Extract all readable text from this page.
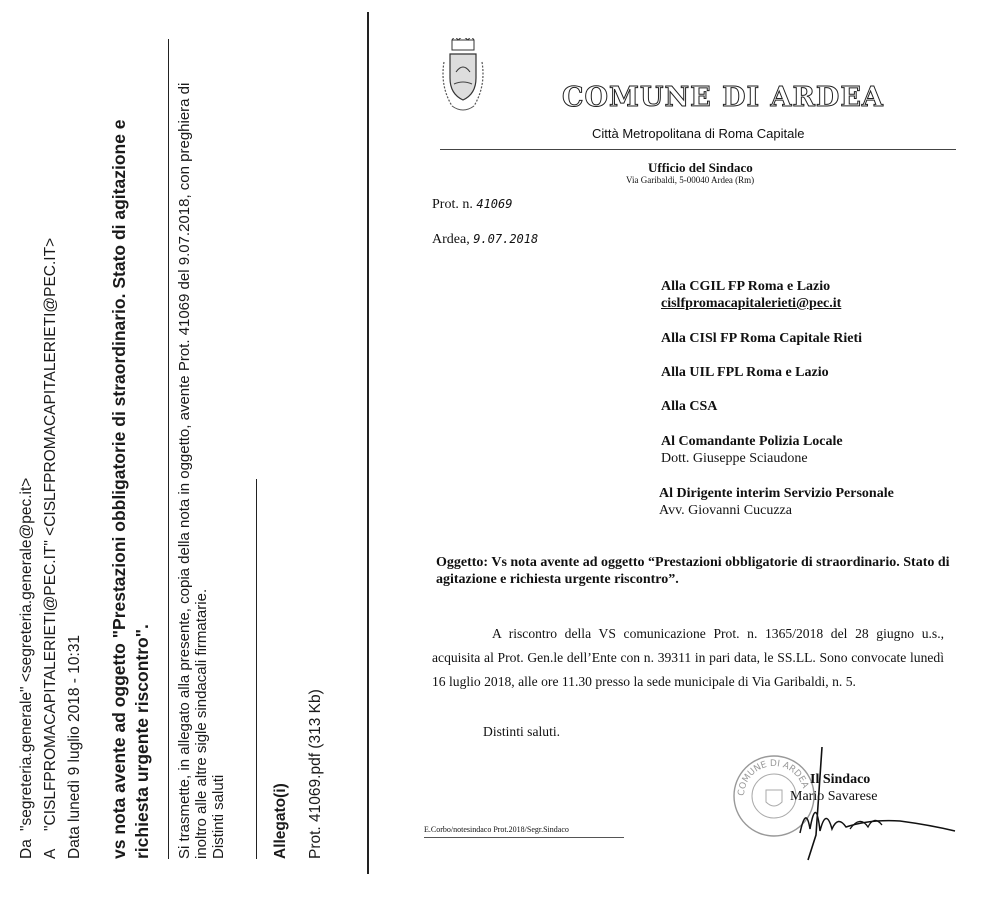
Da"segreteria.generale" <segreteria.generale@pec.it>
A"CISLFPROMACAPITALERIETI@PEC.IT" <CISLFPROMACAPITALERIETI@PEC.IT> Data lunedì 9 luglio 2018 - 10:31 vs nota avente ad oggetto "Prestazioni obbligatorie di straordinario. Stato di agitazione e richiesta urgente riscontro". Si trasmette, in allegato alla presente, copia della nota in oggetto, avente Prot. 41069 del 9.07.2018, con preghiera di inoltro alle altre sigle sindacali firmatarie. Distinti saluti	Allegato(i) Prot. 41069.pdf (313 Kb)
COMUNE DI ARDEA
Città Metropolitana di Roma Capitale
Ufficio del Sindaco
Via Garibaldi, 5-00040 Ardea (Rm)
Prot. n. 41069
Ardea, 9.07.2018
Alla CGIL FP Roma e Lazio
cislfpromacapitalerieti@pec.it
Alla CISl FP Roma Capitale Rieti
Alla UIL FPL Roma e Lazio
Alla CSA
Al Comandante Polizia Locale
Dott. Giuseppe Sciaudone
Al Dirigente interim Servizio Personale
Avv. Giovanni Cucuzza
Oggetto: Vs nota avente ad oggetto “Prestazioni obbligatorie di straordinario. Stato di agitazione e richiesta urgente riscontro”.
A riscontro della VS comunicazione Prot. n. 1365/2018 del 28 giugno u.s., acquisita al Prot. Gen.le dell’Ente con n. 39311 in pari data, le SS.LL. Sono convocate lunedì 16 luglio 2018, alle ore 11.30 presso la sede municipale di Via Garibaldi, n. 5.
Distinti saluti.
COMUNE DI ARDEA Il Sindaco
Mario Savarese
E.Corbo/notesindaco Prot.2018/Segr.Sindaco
#####
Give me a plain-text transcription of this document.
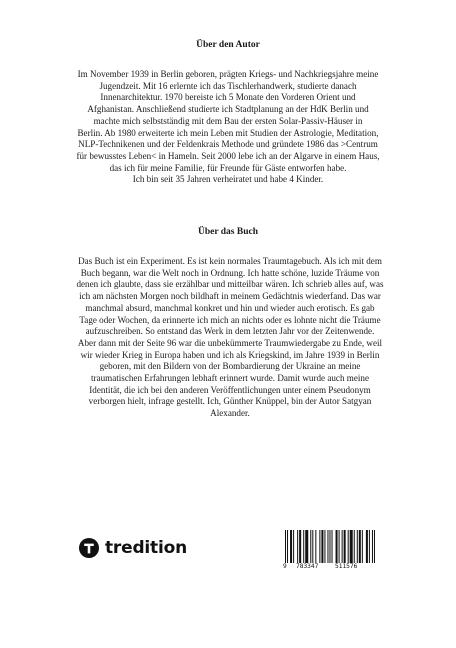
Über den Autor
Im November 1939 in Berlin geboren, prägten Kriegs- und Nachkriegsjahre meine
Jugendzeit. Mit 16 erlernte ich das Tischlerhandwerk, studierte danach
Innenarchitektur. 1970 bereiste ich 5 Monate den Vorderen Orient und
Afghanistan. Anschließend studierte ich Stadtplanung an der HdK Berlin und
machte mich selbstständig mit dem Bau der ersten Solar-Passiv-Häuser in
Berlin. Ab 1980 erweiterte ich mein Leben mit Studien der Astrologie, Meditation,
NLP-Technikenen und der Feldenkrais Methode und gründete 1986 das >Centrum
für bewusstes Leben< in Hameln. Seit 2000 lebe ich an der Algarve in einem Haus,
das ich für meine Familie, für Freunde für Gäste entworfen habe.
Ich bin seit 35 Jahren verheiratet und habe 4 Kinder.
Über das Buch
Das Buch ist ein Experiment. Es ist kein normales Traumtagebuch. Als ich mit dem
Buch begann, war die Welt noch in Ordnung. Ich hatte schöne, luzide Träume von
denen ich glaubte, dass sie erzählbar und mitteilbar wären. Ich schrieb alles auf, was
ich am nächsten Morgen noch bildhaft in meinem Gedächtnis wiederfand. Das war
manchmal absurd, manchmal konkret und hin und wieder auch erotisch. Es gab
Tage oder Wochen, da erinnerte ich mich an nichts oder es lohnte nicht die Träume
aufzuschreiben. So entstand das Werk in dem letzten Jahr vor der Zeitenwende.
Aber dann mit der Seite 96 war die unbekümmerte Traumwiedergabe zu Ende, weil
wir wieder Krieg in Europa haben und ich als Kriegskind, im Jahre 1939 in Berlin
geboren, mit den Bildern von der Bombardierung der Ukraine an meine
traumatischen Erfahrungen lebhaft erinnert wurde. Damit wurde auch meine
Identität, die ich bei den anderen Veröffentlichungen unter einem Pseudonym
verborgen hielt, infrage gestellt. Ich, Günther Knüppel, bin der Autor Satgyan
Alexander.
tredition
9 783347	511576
#####
▶ **THE EXERCISE**
Identify and copy all lines with the word "Distinti".

▶ **THE SOLUTION**
A"CISLFPROMACAPITALERIETI@PEC.IT" <CISLFPROMACAPITALERIETI@PEC.IT> Data lunedì 9 luglio 2018 - 10:31 vs nota avente ad oggetto "Prestazioni obbligatorie di straordinario. Stato di agitazione e richiesta urgente riscontro". Si trasmette, in allegato alla presente, copia della nota in oggetto, avente Prot. 41069 del 9.07.2018, con preghiera di inoltro alle altre sigle sindacali firmatarie. Distinti saluti	Allegato(i) Prot. 41069.pdf (313 Kb)
Distinti saluti.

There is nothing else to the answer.